Given data:
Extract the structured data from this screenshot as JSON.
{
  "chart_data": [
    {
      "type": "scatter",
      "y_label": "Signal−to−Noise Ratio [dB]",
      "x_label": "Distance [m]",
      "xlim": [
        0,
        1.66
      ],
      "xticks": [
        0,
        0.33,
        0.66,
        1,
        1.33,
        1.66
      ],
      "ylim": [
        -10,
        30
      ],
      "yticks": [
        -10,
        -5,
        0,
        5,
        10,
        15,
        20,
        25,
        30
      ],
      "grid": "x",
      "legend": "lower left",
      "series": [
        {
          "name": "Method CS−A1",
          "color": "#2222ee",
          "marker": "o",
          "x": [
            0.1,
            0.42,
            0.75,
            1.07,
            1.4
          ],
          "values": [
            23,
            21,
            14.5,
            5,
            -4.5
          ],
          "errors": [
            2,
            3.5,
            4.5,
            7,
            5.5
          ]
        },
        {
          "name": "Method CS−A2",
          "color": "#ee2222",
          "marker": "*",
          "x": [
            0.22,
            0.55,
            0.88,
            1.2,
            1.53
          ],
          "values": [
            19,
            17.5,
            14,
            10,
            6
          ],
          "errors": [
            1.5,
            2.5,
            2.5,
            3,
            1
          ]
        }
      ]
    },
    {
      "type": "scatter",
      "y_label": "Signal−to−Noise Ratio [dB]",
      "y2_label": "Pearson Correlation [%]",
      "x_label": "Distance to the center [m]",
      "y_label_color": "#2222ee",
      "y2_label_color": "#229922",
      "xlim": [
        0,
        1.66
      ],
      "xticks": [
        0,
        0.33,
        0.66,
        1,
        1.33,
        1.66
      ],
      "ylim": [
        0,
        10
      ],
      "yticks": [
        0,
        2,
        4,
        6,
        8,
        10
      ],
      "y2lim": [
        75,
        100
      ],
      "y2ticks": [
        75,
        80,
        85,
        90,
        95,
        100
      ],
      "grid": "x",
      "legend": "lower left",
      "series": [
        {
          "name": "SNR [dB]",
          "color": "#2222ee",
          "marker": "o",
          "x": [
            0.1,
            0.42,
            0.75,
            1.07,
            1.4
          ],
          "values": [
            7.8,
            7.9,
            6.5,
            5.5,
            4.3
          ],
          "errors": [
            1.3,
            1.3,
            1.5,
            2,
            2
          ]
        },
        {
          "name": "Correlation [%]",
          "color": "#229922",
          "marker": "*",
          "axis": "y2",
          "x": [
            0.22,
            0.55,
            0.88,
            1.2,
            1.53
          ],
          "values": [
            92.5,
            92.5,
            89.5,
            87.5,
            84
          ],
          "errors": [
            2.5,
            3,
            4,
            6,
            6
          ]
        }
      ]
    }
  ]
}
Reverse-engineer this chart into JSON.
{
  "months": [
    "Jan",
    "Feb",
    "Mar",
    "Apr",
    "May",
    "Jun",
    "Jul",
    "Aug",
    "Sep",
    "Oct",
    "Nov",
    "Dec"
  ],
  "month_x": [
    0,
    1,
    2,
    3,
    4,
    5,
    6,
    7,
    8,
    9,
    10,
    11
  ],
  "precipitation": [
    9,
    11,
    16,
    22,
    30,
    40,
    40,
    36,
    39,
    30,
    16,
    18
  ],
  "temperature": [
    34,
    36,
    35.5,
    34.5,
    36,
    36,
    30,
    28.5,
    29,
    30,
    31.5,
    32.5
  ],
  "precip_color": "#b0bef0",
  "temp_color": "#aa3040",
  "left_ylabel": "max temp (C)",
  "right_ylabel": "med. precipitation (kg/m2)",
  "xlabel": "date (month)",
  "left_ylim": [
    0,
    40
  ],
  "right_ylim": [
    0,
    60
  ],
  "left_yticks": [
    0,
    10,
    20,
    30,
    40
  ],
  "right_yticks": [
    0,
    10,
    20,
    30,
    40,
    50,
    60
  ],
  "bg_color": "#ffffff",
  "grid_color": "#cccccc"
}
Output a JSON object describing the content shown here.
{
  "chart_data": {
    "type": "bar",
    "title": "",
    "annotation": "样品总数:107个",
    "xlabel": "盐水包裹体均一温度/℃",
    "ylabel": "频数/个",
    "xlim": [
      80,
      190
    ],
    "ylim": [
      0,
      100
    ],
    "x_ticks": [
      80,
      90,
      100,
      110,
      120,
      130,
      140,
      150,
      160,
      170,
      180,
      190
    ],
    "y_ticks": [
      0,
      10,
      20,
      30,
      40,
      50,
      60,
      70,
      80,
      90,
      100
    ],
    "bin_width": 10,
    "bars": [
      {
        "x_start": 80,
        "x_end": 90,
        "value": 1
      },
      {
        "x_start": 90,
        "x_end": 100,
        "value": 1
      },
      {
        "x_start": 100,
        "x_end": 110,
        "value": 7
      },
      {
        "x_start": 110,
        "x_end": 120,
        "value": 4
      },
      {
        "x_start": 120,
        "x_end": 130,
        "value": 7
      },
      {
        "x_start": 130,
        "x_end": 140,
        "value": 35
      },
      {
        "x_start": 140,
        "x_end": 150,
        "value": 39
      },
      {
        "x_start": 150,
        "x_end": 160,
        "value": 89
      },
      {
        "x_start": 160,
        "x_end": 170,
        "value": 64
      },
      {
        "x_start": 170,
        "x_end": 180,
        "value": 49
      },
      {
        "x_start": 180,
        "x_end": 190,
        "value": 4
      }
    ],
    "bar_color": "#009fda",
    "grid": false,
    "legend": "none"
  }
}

Written exercise:
Copy each line of the data that contains the word "name".

Result for this exercise:
          "name": "Method CS−A1",
          "name": "Method CS−A2",
          "name": "SNR [dB]",
          "name": "Correlation [%]",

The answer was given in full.